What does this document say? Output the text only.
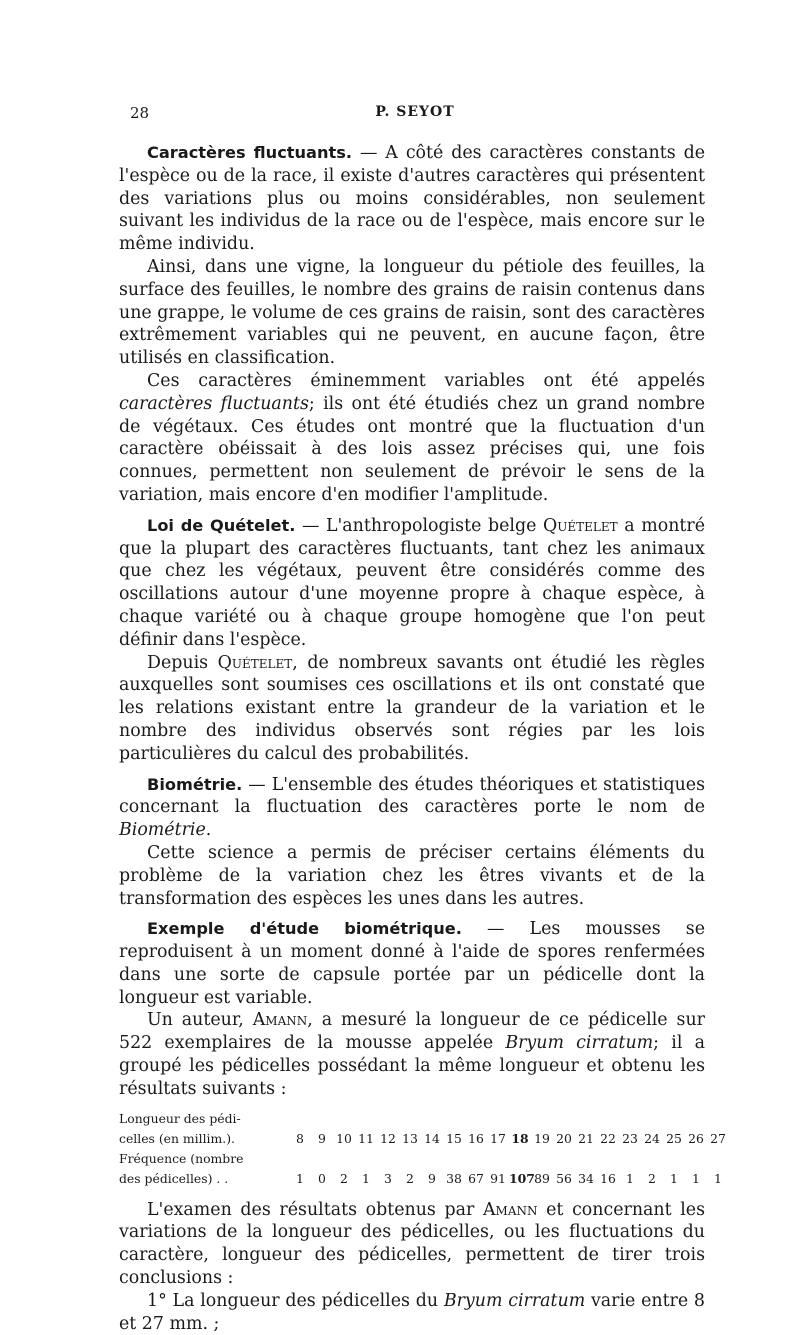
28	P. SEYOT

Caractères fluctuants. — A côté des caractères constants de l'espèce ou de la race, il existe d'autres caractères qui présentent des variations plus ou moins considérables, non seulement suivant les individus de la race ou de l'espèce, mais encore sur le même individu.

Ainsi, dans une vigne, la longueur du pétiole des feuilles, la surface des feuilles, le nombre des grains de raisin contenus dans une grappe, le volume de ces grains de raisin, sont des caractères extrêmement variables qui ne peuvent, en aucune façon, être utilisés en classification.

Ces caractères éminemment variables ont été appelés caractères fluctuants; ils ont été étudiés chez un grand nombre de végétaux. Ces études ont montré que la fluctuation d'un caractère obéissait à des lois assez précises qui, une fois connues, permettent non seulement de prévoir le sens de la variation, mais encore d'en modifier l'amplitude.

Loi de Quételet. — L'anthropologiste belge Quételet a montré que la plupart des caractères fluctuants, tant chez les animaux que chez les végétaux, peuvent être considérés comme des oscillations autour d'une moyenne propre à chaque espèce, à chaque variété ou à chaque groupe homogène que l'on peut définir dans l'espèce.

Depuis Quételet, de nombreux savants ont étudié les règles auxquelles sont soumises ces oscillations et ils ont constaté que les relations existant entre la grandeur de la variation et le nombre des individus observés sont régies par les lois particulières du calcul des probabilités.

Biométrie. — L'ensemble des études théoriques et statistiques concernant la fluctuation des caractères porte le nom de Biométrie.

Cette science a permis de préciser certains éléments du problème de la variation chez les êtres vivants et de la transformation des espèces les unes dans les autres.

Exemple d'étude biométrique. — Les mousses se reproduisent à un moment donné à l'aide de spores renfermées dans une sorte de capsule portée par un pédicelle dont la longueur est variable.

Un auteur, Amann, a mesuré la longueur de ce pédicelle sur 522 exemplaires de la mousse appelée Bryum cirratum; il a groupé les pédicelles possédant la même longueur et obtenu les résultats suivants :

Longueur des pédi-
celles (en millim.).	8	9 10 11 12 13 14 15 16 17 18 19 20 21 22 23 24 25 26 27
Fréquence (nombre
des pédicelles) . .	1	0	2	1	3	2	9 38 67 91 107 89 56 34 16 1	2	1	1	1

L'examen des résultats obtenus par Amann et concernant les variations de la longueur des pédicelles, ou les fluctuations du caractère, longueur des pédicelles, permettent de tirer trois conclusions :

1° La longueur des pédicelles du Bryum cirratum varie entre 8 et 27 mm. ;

==

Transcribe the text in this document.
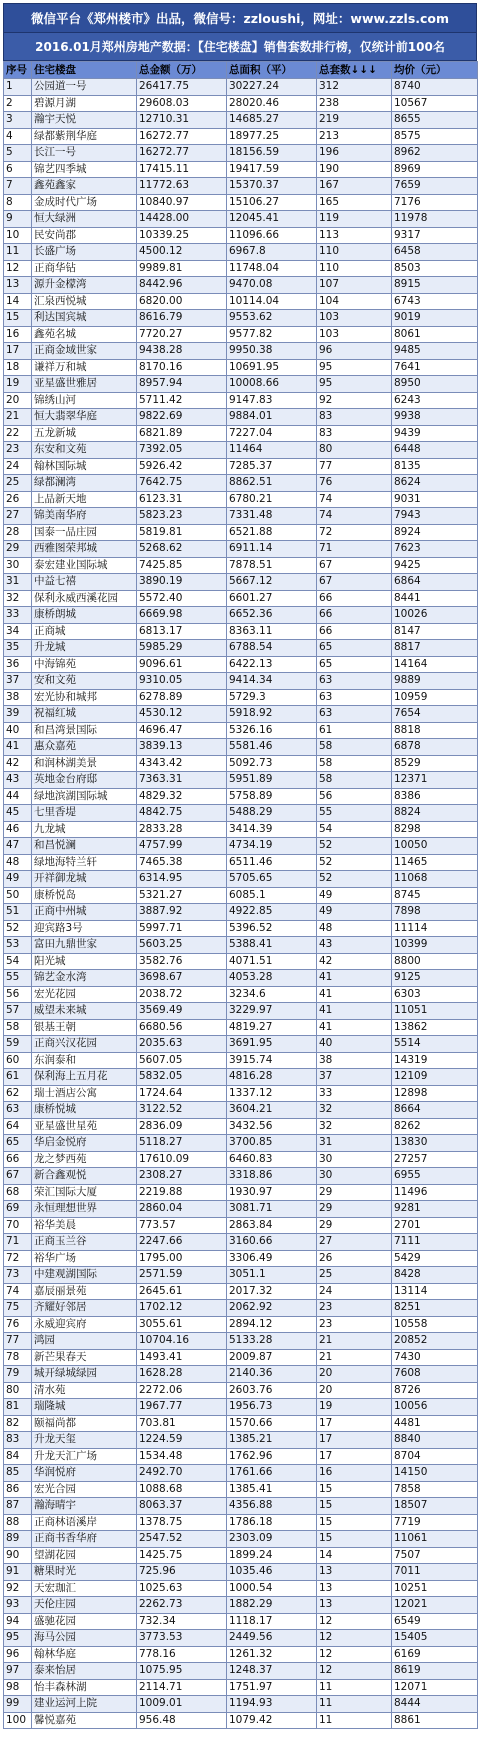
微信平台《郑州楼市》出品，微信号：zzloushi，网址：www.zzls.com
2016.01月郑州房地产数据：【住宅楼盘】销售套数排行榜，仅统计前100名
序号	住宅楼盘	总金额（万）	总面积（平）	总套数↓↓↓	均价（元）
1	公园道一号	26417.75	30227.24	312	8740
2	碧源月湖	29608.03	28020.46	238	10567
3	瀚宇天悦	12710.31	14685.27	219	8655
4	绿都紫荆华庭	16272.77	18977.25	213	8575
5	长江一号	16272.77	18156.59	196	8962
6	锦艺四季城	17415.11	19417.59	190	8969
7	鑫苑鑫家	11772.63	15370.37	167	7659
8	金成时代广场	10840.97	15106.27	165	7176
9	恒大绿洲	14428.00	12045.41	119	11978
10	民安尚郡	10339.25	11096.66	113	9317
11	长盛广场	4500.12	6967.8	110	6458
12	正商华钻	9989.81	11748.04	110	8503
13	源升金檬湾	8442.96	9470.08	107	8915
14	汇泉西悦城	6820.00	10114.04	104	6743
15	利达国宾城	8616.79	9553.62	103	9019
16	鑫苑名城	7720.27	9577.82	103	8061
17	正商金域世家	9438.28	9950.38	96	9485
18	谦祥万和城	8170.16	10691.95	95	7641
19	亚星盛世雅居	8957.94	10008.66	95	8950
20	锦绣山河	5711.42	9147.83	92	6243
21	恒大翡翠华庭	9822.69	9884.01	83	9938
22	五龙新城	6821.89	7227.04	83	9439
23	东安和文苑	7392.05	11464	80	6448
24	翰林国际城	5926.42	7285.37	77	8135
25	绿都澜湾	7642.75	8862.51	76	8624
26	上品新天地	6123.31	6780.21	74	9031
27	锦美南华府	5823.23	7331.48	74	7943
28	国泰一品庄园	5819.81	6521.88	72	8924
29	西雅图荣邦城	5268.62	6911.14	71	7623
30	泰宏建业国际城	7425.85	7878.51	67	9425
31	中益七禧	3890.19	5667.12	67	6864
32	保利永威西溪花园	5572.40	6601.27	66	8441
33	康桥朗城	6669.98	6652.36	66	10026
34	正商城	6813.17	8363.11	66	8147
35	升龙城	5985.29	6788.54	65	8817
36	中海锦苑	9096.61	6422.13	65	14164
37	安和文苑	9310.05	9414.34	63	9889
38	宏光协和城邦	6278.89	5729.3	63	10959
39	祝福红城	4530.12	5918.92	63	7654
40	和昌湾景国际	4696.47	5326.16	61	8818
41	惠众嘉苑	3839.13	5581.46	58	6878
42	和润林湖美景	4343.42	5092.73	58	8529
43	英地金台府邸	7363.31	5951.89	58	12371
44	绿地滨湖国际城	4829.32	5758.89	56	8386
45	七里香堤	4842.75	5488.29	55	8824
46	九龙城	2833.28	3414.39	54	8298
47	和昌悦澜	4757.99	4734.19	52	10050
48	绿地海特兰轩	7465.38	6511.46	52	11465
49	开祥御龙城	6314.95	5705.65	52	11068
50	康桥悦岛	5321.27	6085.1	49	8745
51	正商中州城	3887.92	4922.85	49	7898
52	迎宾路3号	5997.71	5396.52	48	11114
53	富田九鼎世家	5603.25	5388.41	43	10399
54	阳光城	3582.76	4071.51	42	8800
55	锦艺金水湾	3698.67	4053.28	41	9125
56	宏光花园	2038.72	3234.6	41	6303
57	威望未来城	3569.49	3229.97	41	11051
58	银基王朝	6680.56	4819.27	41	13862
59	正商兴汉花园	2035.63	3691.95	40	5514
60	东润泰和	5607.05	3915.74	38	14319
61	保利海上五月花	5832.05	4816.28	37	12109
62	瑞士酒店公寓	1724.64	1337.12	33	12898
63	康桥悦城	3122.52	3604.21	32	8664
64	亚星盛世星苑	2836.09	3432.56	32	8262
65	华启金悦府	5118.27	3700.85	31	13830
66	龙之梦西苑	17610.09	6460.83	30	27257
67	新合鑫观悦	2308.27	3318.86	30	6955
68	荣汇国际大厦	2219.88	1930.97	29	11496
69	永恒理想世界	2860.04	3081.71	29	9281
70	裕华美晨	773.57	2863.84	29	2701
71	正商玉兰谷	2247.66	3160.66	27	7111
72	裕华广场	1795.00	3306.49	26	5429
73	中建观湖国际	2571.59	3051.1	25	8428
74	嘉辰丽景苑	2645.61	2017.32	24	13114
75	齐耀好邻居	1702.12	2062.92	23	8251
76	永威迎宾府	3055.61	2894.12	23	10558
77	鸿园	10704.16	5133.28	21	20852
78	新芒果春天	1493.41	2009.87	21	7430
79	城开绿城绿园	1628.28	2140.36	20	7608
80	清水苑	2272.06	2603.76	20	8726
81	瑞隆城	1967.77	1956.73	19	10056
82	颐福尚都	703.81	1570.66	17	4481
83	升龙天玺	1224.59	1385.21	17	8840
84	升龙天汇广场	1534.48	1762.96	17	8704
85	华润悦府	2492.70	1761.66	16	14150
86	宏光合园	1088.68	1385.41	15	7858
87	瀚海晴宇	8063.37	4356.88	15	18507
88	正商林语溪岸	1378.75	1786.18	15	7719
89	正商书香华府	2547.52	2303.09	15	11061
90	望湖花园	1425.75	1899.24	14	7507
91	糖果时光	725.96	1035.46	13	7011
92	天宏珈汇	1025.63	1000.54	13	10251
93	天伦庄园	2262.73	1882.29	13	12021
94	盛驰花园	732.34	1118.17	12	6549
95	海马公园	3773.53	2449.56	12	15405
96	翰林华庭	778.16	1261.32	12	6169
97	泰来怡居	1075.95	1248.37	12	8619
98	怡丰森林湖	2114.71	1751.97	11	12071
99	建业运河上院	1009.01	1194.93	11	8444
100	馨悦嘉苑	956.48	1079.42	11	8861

## Job
Collect each line holding the string "this".

## Written solution
What does this document say? Output the text only.
Transcribe the text in this document.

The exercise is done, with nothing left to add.